Each entry below should be returned exactly as is, with the pictures removed.

Dataset entries:
────────────────────────────────────────
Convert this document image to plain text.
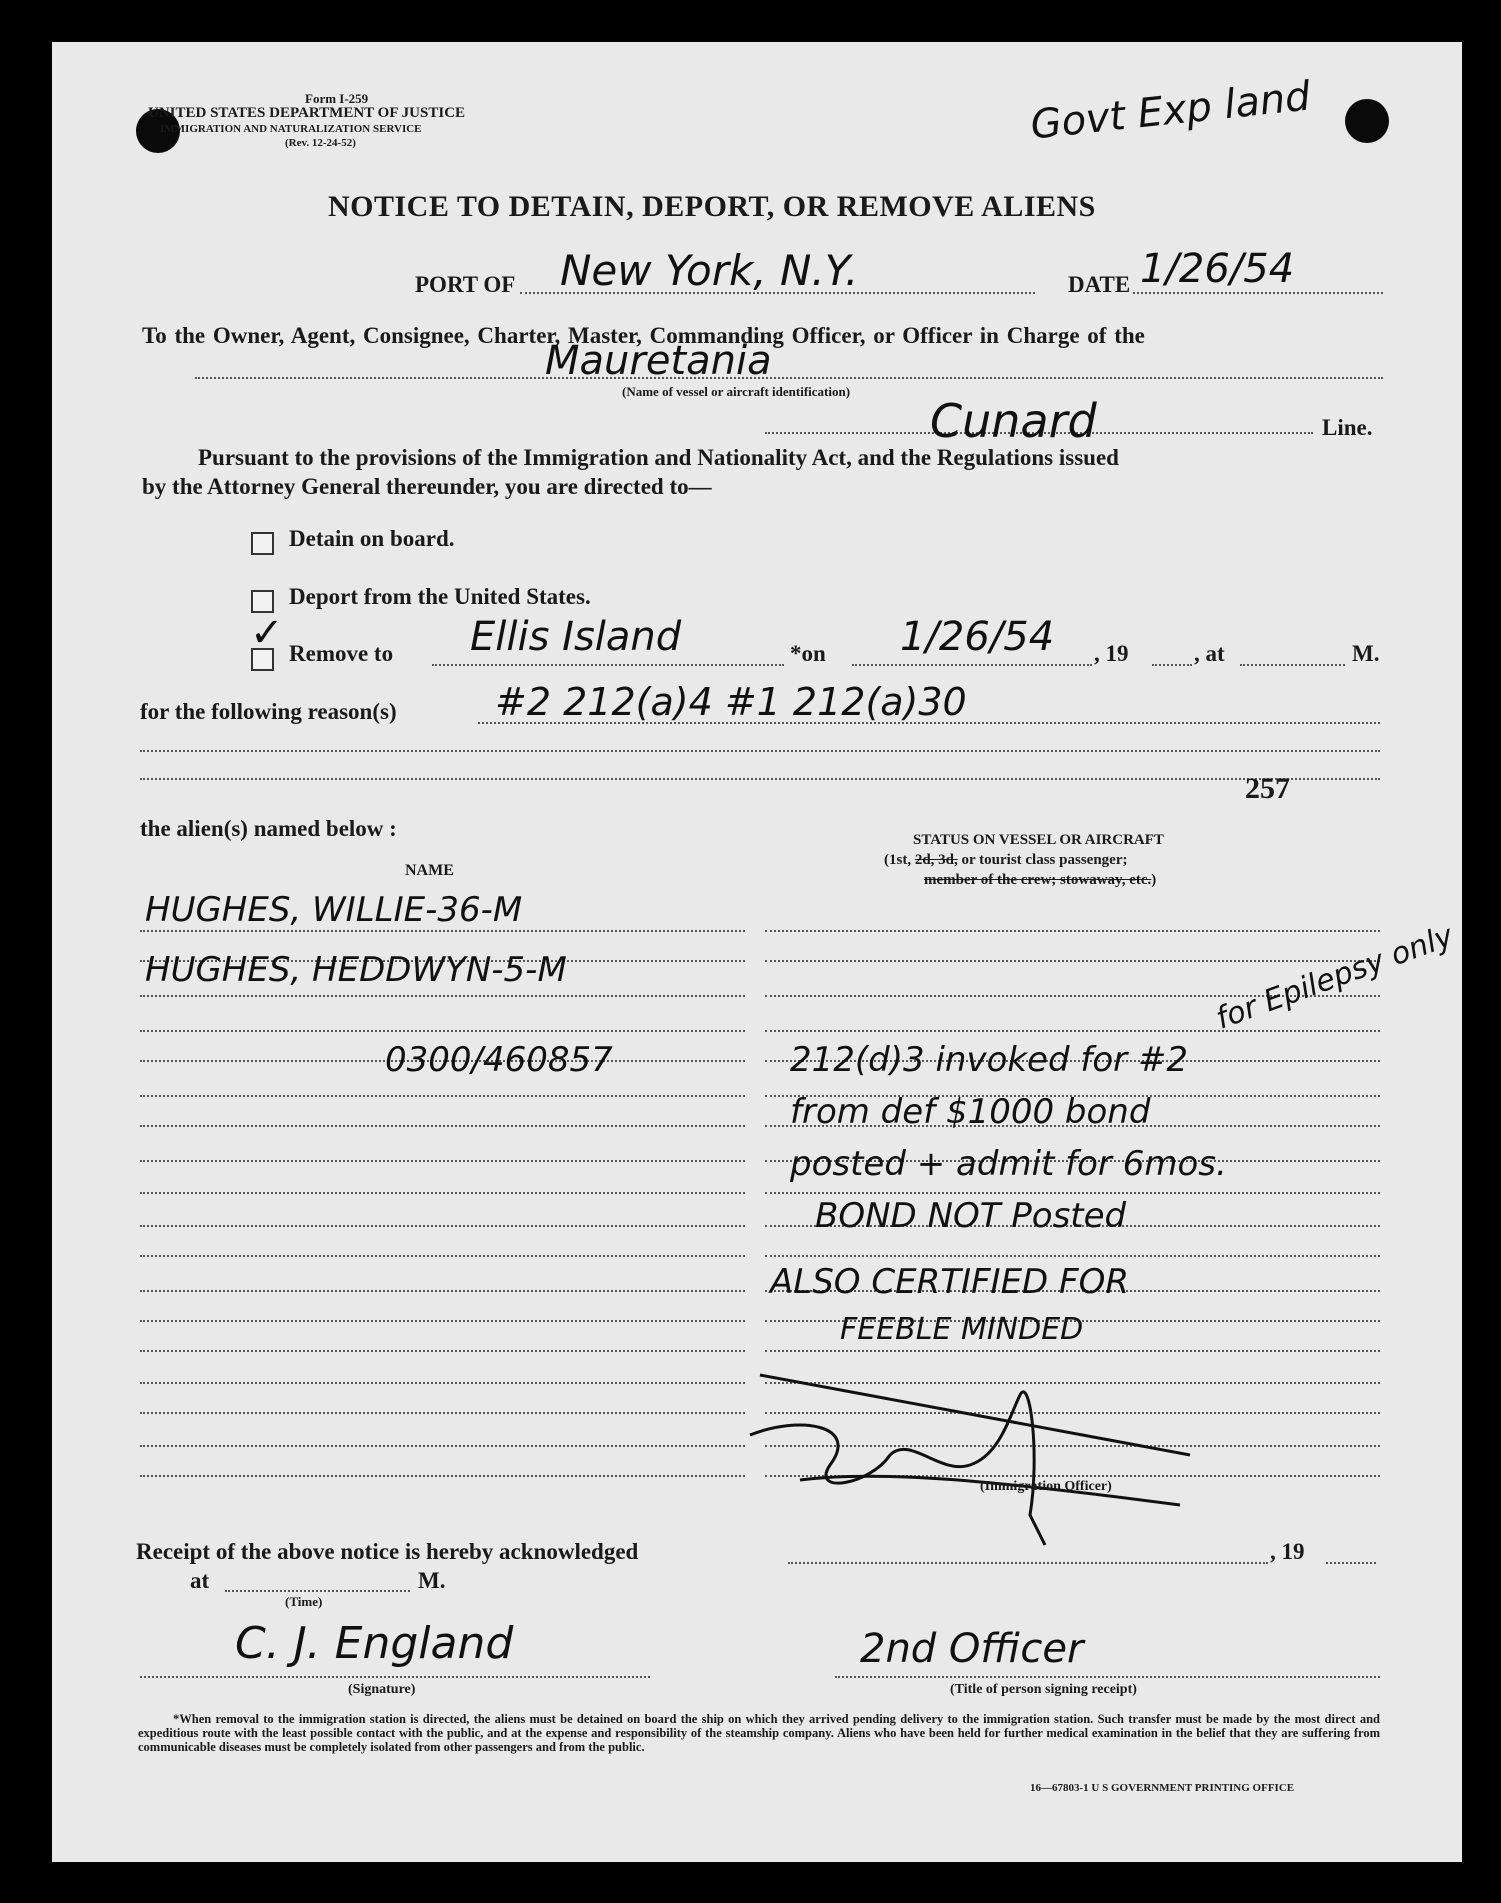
Form I-259
UNITED STATES DEPARTMENT OF JUSTICE
IMMIGRATION AND NATURALIZATION SERVICE
(Rev. 12-24-52)	Govt Exp land
NOTICE TO DETAIN, DEPORT, OR REMOVE ALIENS
PORT OF New York, N.Y.	DATE 1/26/54
To the Owner, Agent, Consignee, Charter, Master, Commanding Officer, or Officer in Charge of the
Mauretania
(Name of vessel or aircraft identification)
Cunard	Line.
Pursuant to the provisions of the Immigration and Nationality Act, and the Regulations issued
by the Attorney General thereunder, you are directed to—
Detain on board.
Deport from the United States.
✓ Remove to Ellis Island	*on 1/26/54 , 19	, at	M.
for the following reason(s)	#2 212(a)4 #1 212(a)30
257
the alien(s) named below :
NAME
STATUS ON VESSEL OR AIRCRAFT
(1st, 2d, 3d, or tourist class passenger;
member of the crew; stowaway, etc.)
HUGHES, WILLIE-36-M
HUGHES, HEDDWYN-5-M
0300/460857
for Epilepsy only
212(d)3 invoked for #2
from def $1000 bond
posted + admit for 6mos.
BOND NOT Posted
ALSO CERTIFIED FOR
FEEBLE MINDED
(Immigration Officer)
Receipt of the above notice is hereby acknowledged	, 19
at	M.
(Time)
C. J. England
(Signature)
2nd Officer
(Title of person signing receipt)
*When removal to the immigration station is directed, the aliens must be detained on board the ship on which they arrived pending delivery to the immigration station. Such transfer must be made by the most direct and expeditious route with the least possible contact with the public, and at the expense and responsibility of the steamship company. Aliens who have been held for further medical examination in the belief that they are suffering from communicable diseases must be completely isolated from other passengers and from the public.
16—67803-1 U S GOVERNMENT PRINTING OFFICE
────────────────────────────────────────
■ TASK SOLUTION ■
Convert this document image to plain text.
Form I-259
UNITED STATES DEPARTMENT OF JUSTICE
IMMIGRATION AND NATURALIZATION SERVICE
(Rev. 12-24-52)	Govt Exp land
NOTICE TO DETAIN, DEPORT, OR REMOVE ALIENS
PORT OF New York, N.Y.	DATE 1/26/54
To the Owner, Agent, Consignee, Charter, Master, Commanding Officer, or Officer in Charge of the
Mauretania
(Name of vessel or aircraft identification)
Cunard	Line.
Pursuant to the provisions of the Immigration and Nationality Act, and the Regulations issued
by the Attorney General thereunder, you are directed to—
Detain on board.
Deport from the United States.
✓ Remove to Ellis Island	*on 1/26/54 , 19	, at	M.
for the following reason(s)	#2 212(a)4 #1 212(a)30
257
the alien(s) named below :
NAME
STATUS ON VESSEL OR AIRCRAFT
(1st, 2d, 3d, or tourist class passenger;
member of the crew; stowaway, etc.)
HUGHES, WILLIE-36-M
HUGHES, HEDDWYN-5-M
0300/460857
for Epilepsy only
212(d)3 invoked for #2
from def $1000 bond
posted + admit for 6mos.
BOND NOT Posted
ALSO CERTIFIED FOR
FEEBLE MINDED
(Immigration Officer)
Receipt of the above notice is hereby acknowledged	, 19
at	M.
(Time)
C. J. England
(Signature)
2nd Officer
(Title of person signing receipt)
*When removal to the immigration station is directed, the aliens must be detained on board the ship on which they arrived pending delivery to the immigration station. Such transfer must be made by the most direct and expeditious route with the least possible contact with the public, and at the expense and responsibility of the steamship company. Aliens who have been held for further medical examination in the belief that they are suffering from communicable diseases must be completely isolated from other passengers and from the public.
16—67803-1 U S GOVERNMENT PRINTING OFFICE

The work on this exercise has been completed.